## Exercise prompt
Leave out any pictures and transcribe all other data below exactly.

## Excerpted records
-- START --
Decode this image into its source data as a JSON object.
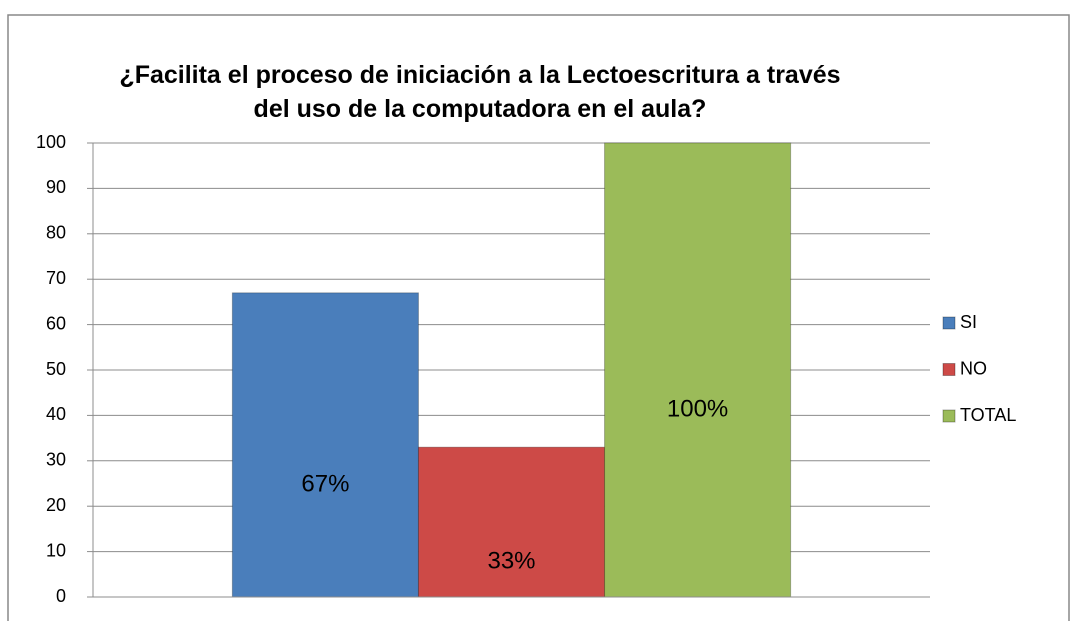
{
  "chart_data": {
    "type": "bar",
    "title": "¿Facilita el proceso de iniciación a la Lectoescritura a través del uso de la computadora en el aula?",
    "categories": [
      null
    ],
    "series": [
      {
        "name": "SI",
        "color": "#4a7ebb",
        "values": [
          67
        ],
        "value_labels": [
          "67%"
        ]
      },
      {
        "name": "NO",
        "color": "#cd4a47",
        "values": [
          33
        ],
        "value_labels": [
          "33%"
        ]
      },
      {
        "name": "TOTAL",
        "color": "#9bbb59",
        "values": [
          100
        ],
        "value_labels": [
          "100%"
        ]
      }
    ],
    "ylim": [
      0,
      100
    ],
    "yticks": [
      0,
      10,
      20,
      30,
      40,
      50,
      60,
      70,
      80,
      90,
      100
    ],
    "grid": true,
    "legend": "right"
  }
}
-- END --
## Result of this task
Decode this image into its source data as a JSON object.
{
  "chart_data": {
    "type": "bar",
    "title": "¿Facilita el proceso de iniciación a la Lectoescritura a través del uso de la computadora en el aula?",
    "categories": [
      null
    ],
    "series": [
      {
        "name": "SI",
        "color": "#4a7ebb",
        "values": [
          67
        ],
        "value_labels": [
          "67%"
        ]
      },
      {
        "name": "NO",
        "color": "#cd4a47",
        "values": [
          33
        ],
        "value_labels": [
          "33%"
        ]
      },
      {
        "name": "TOTAL",
        "color": "#9bbb59",
        "values": [
          100
        ],
        "value_labels": [
          "100%"
        ]
      }
    ],
    "ylim": [
      0,
      100
    ],
    "yticks": [
      0,
      10,
      20,
      30,
      40,
      50,
      60,
      70,
      80,
      90,
      100
    ],
    "grid": true,
    "legend": "right"
  }
}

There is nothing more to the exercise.